Collect every line of the records below that contains the word "平均坪単価".

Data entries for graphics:
====
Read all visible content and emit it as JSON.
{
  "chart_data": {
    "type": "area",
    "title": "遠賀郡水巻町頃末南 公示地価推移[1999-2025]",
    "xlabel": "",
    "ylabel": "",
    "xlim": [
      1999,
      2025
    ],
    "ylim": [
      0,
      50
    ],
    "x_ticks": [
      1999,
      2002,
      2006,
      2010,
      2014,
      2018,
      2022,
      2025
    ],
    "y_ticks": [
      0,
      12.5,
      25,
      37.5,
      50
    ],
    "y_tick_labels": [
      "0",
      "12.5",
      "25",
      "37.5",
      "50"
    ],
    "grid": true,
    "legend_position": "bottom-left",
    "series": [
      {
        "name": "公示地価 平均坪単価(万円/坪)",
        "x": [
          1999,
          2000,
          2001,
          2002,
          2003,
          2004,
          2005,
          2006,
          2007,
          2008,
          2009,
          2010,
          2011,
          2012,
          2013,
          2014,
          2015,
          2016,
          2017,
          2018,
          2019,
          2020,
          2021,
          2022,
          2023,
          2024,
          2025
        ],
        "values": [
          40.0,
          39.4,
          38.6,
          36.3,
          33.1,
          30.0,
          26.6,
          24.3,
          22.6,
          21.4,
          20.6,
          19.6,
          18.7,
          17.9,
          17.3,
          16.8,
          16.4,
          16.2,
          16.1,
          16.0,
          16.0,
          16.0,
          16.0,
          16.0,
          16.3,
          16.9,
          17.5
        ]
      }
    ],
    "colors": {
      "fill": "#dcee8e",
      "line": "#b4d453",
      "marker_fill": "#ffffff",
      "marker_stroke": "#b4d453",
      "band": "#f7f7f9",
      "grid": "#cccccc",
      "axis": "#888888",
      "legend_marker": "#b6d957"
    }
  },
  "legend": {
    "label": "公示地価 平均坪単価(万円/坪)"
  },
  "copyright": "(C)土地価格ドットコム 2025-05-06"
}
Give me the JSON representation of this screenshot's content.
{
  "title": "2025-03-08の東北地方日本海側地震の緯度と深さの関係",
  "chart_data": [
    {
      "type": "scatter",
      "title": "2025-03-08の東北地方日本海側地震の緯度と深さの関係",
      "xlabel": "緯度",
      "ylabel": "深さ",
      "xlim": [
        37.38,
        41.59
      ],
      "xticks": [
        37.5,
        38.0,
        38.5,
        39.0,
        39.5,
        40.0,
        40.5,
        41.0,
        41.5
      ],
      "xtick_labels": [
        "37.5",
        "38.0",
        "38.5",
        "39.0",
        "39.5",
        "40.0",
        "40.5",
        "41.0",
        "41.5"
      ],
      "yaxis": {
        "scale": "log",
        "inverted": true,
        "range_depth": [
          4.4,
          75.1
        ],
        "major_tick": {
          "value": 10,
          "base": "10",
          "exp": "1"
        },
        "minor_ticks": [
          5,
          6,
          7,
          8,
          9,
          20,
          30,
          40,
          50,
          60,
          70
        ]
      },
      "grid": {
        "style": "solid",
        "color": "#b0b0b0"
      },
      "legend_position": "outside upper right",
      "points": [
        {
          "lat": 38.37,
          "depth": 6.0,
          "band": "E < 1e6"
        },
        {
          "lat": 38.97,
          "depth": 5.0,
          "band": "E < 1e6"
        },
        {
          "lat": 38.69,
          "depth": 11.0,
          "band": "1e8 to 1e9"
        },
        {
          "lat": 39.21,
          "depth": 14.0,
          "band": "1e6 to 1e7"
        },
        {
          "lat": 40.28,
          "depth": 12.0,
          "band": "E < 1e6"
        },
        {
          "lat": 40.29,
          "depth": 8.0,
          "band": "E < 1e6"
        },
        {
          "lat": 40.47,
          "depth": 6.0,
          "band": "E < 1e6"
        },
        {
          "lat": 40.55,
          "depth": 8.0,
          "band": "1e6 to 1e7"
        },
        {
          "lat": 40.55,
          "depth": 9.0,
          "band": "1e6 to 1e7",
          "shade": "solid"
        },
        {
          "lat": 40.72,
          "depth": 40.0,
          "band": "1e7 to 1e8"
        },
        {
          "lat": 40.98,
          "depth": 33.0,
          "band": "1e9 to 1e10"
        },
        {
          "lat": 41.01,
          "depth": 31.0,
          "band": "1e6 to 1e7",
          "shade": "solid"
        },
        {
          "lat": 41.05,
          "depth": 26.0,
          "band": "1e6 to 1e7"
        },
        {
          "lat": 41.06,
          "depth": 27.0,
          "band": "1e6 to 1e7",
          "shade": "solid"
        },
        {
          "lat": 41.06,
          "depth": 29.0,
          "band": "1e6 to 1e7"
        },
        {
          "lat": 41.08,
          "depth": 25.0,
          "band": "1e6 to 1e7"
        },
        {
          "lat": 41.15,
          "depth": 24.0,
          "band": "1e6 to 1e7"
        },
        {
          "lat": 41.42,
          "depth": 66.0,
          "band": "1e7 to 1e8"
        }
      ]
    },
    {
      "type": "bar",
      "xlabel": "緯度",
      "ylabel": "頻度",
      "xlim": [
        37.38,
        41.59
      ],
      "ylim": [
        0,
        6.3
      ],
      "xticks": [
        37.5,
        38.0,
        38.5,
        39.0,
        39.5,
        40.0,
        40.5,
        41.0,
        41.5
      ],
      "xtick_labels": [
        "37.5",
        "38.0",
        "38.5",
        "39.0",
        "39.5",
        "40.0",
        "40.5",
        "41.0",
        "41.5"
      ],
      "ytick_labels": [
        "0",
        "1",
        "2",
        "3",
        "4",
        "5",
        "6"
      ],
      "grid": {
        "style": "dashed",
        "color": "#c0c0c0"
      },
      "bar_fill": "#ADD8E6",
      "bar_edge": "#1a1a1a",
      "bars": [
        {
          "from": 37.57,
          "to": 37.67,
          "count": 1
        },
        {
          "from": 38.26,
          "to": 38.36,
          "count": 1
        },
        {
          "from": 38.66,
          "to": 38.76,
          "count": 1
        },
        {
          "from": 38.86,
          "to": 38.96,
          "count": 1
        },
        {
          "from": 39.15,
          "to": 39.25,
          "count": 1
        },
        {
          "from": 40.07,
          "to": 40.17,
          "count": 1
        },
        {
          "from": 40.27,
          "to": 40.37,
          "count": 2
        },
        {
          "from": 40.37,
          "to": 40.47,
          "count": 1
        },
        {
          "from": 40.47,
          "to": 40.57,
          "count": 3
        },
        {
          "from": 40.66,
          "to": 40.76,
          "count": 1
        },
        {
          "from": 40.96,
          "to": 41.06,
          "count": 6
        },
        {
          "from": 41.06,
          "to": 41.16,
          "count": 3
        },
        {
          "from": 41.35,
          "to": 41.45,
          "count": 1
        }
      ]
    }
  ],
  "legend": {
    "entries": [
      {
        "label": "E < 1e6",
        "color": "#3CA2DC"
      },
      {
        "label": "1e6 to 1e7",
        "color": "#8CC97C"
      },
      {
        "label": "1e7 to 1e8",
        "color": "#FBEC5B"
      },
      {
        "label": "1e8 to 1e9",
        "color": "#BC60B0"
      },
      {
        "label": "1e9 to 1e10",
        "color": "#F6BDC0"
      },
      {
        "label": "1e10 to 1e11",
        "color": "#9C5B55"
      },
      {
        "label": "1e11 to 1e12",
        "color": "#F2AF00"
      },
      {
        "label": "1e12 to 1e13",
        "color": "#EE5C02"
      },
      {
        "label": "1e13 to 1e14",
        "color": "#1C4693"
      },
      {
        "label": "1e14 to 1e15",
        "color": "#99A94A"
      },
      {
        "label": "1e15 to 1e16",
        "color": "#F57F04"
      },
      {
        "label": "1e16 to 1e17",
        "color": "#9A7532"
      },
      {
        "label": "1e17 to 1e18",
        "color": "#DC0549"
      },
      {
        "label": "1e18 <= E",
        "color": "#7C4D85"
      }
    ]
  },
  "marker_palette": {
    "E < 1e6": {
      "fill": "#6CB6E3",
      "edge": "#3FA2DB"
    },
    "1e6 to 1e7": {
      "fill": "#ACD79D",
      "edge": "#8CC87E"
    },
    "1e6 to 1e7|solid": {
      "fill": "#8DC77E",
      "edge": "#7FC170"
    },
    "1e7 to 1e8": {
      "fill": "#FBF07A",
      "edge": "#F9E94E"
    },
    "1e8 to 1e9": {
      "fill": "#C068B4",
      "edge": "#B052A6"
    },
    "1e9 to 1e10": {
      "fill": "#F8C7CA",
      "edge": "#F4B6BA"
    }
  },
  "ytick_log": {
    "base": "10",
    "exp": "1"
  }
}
====
> [WRITTEN ANSWER]:
        "name": "公示地価 平均坪単価(万円/坪)",
    "label": "公示地価 平均坪単価(万円/坪)"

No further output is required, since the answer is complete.